* start DATASET CONTENT *
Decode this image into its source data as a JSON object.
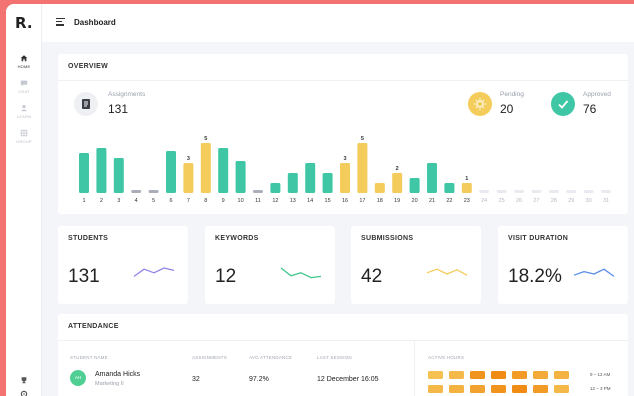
{
  "app": {
    "logo": "R.",
    "page_title": "Dashboard"
  },
  "sidebar": {
    "items": [
      {
        "label": "HOME",
        "icon": "home-icon",
        "active": true
      },
      {
        "label": "CHAT",
        "icon": "chat-icon",
        "active": false
      },
      {
        "label": "LEARN",
        "icon": "user-icon",
        "active": false
      },
      {
        "label": "GROUP",
        "icon": "group-icon",
        "active": false
      }
    ],
    "bottom_icons": [
      "trophy-icon",
      "settings-icon"
    ]
  },
  "overview": {
    "title": "OVERVIEW",
    "assignments": {
      "label": "Assignments",
      "value": "131"
    },
    "pending": {
      "label": "Pending",
      "value": "20"
    },
    "approved": {
      "label": "Approved",
      "value": "76"
    }
  },
  "chart_data": {
    "type": "bar",
    "categories": [
      "1",
      "2",
      "3",
      "4",
      "5",
      "6",
      "7",
      "8",
      "9",
      "10",
      "11",
      "12",
      "13",
      "14",
      "15",
      "16",
      "17",
      "18",
      "19",
      "20",
      "21",
      "22",
      "23",
      "24",
      "25",
      "26",
      "27",
      "28",
      "29",
      "30",
      "31"
    ],
    "values": [
      4,
      4.5,
      3.5,
      0,
      0,
      4.2,
      3,
      5,
      4.5,
      3.2,
      0,
      1,
      2,
      3,
      2,
      3,
      5,
      1,
      2,
      1.5,
      3,
      1,
      1,
      0,
      0,
      0,
      0,
      0,
      0,
      0,
      0
    ],
    "status": [
      "approved",
      "approved",
      "approved",
      "none",
      "none",
      "approved",
      "pending",
      "pending",
      "approved",
      "approved",
      "none",
      "approved",
      "approved",
      "approved",
      "approved",
      "pending",
      "pending",
      "pending",
      "pending",
      "approved",
      "approved",
      "approved",
      "pending",
      "future",
      "future",
      "future",
      "future",
      "future",
      "future",
      "future",
      "future"
    ],
    "data_labels": {
      "7": "3",
      "8": "5",
      "16": "3",
      "17": "5",
      "19": "2",
      "23": "1"
    },
    "colors": {
      "approved": "#3fc7a5",
      "pending": "#f4cc5b",
      "none": "#a9aeb8",
      "future": "#e9ebf0"
    },
    "title": "",
    "xlabel": "",
    "ylabel": ""
  },
  "metrics": [
    {
      "title": "STUDENTS",
      "value": "131",
      "color": "#8f86e8",
      "trend": [
        0.3,
        0.9,
        0.6,
        1,
        0.8
      ]
    },
    {
      "title": "KEYWORDS",
      "value": "12",
      "color": "#3fc78a",
      "trend": [
        1,
        0.35,
        0.6,
        0.2,
        0.3
      ]
    },
    {
      "title": "SUBMISSIONS",
      "value": "42",
      "color": "#f4cc5b",
      "trend": [
        0.6,
        0.9,
        0.5,
        0.85,
        0.4
      ]
    },
    {
      "title": "VISIT DURATION",
      "value": "18.2%",
      "color": "#5b8de8",
      "trend": [
        0.4,
        0.7,
        0.5,
        0.9,
        0.3
      ]
    }
  ],
  "attendance": {
    "title": "ATTENDANCE",
    "columns": [
      "STUDENT NAME",
      "ASSIGNMENTS",
      "AVG ATTENDANCE",
      "LAST SESSION"
    ],
    "active_hours_label": "ACTIVE HOURS",
    "rows": [
      {
        "initials": "AH",
        "name": "Amanda Hicks",
        "class": "Marketing II",
        "assignments": "32",
        "attendance": "97.2%",
        "last_session": "12 December 16:05"
      }
    ],
    "hours_labels": [
      "9 – 12 AM",
      "12 – 3 PM"
    ],
    "heatmap": [
      [
        0.3,
        0.4,
        0.9,
        1,
        0.8,
        0.6,
        0.5
      ],
      [
        0.4,
        0.5,
        0.7,
        0.9,
        1,
        0.8,
        0.4
      ]
    ]
  }
}
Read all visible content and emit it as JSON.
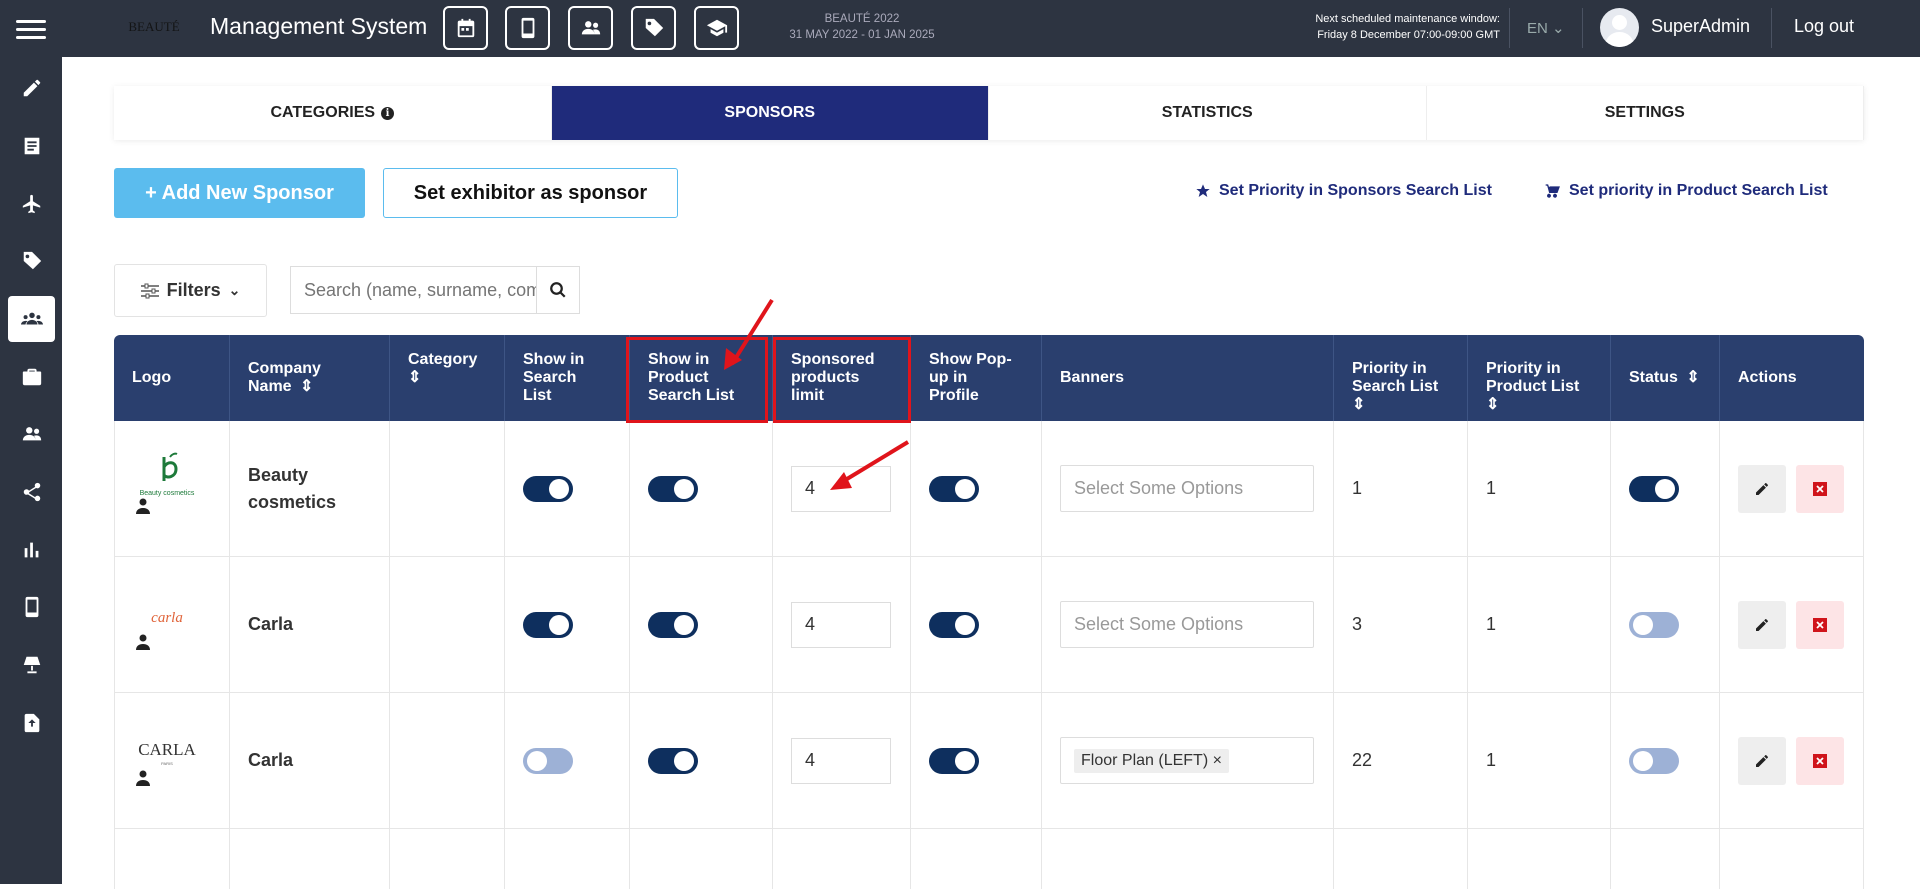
{
  "header": {
    "logo_text": "BEAUTÉ",
    "title": "Management System",
    "event_name": "BEAUTÉ 2022",
    "event_dates": "31 MAY 2022 - 01 JAN 2025",
    "maintenance_line1": "Next scheduled maintenance window:",
    "maintenance_line2": "Friday 8 December 07:00-09:00 GMT",
    "language": "EN",
    "user": "SuperAdmin",
    "logout": "Log out",
    "toolbar_icons": [
      "calendar-icon",
      "mobile-icon",
      "users-icon",
      "tag-icon",
      "graduation-cap-icon"
    ]
  },
  "sidebar_icons": [
    "pencil-icon",
    "list-icon",
    "plane-icon",
    "tags-icon",
    "sponsors-icon",
    "briefcase-icon",
    "users-icon",
    "share-icon",
    "bar-chart-icon",
    "mobile-icon",
    "lamp-icon",
    "upload-file-icon"
  ],
  "tabs": [
    {
      "label": "CATEGORIES",
      "active": false
    },
    {
      "label": "SPONSORS",
      "active": true
    },
    {
      "label": "STATISTICS",
      "active": false
    },
    {
      "label": "SETTINGS",
      "active": false
    }
  ],
  "actions": {
    "add_sponsor": "+ Add New Sponsor",
    "set_exhibitor": "Set exhibitor as sponsor",
    "priority_sponsors": "Set Priority in Sponsors Search List",
    "priority_products": "Set priority in Product Search List"
  },
  "filters": {
    "label": "Filters",
    "search_placeholder": "Search (name, surname, company...)"
  },
  "table": {
    "headers": {
      "logo": "Logo",
      "company_l1": "Company",
      "company_l2": "Name",
      "category": "Category",
      "search_l1": "Show in",
      "search_l2": "Search",
      "search_l3": "List",
      "product_l1": "Show in",
      "product_l2": "Product",
      "product_l3": "Search List",
      "limit_l1": "Sponsored",
      "limit_l2": "products",
      "limit_l3": "limit",
      "popup_l1": "Show Pop-",
      "popup_l2": "up in",
      "popup_l3": "Profile",
      "banners": "Banners",
      "prio_search_l1": "Priority in",
      "prio_search_l2": "Search List",
      "prio_product_l1": "Priority in",
      "prio_product_l2": "Product List",
      "status": "Status",
      "actions": "Actions"
    },
    "rows": [
      {
        "logo": "Beauty cosmetics",
        "company": "Beauty cosmetics",
        "category": "",
        "show_search": true,
        "show_product": true,
        "limit": "4",
        "show_popup": true,
        "banners_placeholder": "Select Some Options",
        "banner_chip": "",
        "prio_search": "1",
        "prio_product": "1",
        "status": true
      },
      {
        "logo": "carla",
        "company": "Carla",
        "category": "",
        "show_search": true,
        "show_product": true,
        "limit": "4",
        "show_popup": true,
        "banners_placeholder": "Select Some Options",
        "banner_chip": "",
        "prio_search": "3",
        "prio_product": "1",
        "status": false
      },
      {
        "logo": "CARLA",
        "logo_sub": "PARIS",
        "company": "Carla",
        "category": "",
        "show_search": false,
        "show_product": true,
        "limit": "4",
        "show_popup": true,
        "banners_placeholder": "",
        "banner_chip": "Floor Plan (LEFT)",
        "prio_search": "22",
        "prio_product": "1",
        "status": false
      }
    ]
  },
  "colors": {
    "topbar": "#2d3441",
    "active_tab": "#1f2b7b",
    "table_header": "#2a3f6e",
    "toggle_on": "#0e2f5e",
    "toggle_off": "#9db1d6",
    "add_button": "#5bbcee",
    "highlight": "#e0141b"
  }
}
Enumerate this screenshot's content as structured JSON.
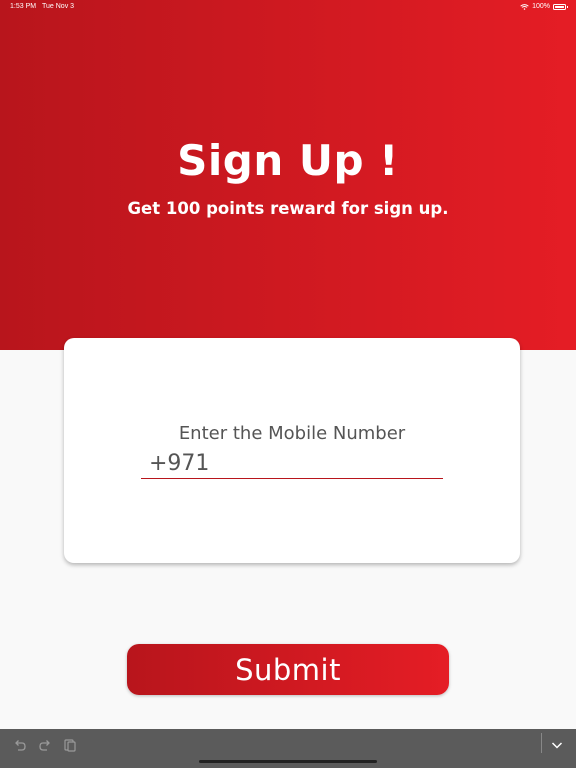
{
  "status": {
    "time": "1:53 PM",
    "date": "Tue Nov 3",
    "battery": "100%"
  },
  "header": {
    "title": "Sign Up !",
    "subtitle": "Get 100 points reward for sign up."
  },
  "form": {
    "label": "Enter the Mobile Number",
    "phone_value": "+971"
  },
  "submit_label": "Submit",
  "toolbar": {
    "undo": "undo-icon",
    "redo": "redo-icon",
    "paste": "paste-icon",
    "collapse": "chevron-down-icon"
  },
  "colors": {
    "brand_dark": "#b8151c",
    "brand_light": "#e51d25",
    "background": "#f9f9f9",
    "toolbar": "#5b5b5b"
  }
}
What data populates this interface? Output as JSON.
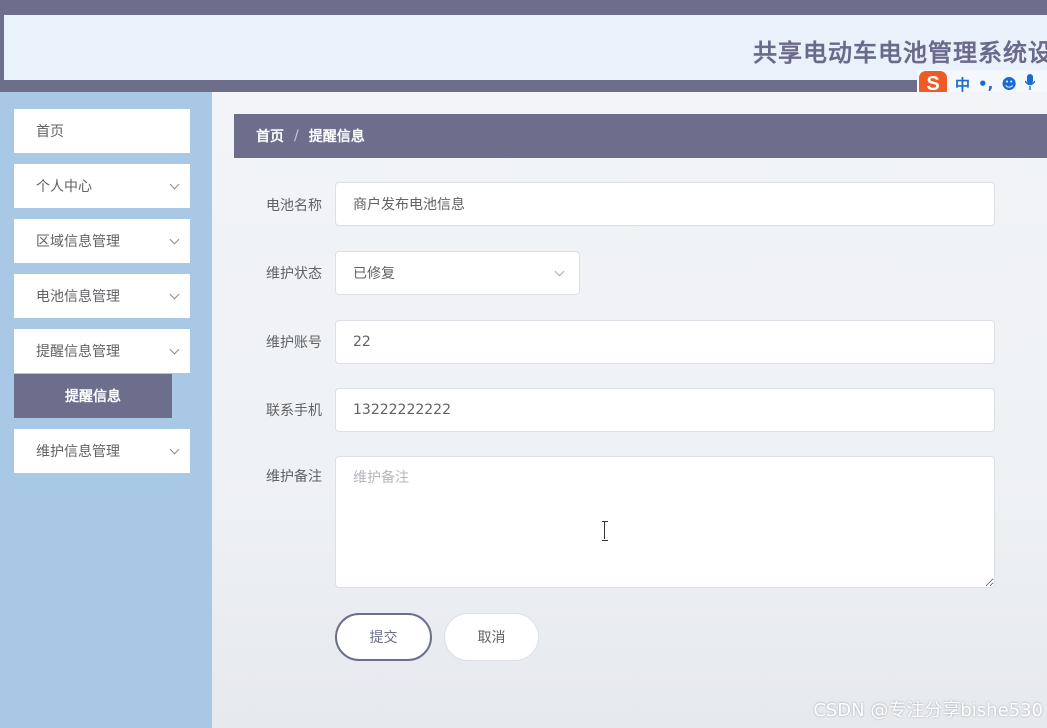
{
  "header": {
    "title": "共享电动车电池管理系统设"
  },
  "ime": {
    "logo": "S",
    "lang": "中",
    "punct": "•,",
    "emoji": "☻",
    "mic": "🎤"
  },
  "sidebar": {
    "items": [
      {
        "label": "首页"
      },
      {
        "label": "个人中心"
      },
      {
        "label": "区域信息管理"
      },
      {
        "label": "电池信息管理"
      },
      {
        "label": "提醒信息管理"
      },
      {
        "label": "维护信息管理"
      }
    ],
    "active_sub": "提醒信息"
  },
  "breadcrumb": {
    "home": "首页",
    "separator": "/",
    "current": "提醒信息"
  },
  "form": {
    "battery_name": {
      "label": "电池名称",
      "value": "商户发布电池信息"
    },
    "maintenance_status": {
      "label": "维护状态",
      "value": "已修复"
    },
    "maintenance_account": {
      "label": "维护账号",
      "value": "22"
    },
    "phone": {
      "label": "联系手机",
      "value": "13222222222"
    },
    "remark": {
      "label": "维护备注",
      "placeholder": "维护备注"
    }
  },
  "buttons": {
    "submit": "提交",
    "cancel": "取消"
  },
  "watermark": "CSDN @专注分享bishe530"
}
* end DATASET CONTENT *
WHAT IS EXPECTED: Locate the word "December" in the records above, and return each line that has it.

SOLUTION TO THIS EXERCISE:
        "last_session": "12 December 16:05"
    "maintenance_line2": "Friday 8 December 07:00-09:00 GMT",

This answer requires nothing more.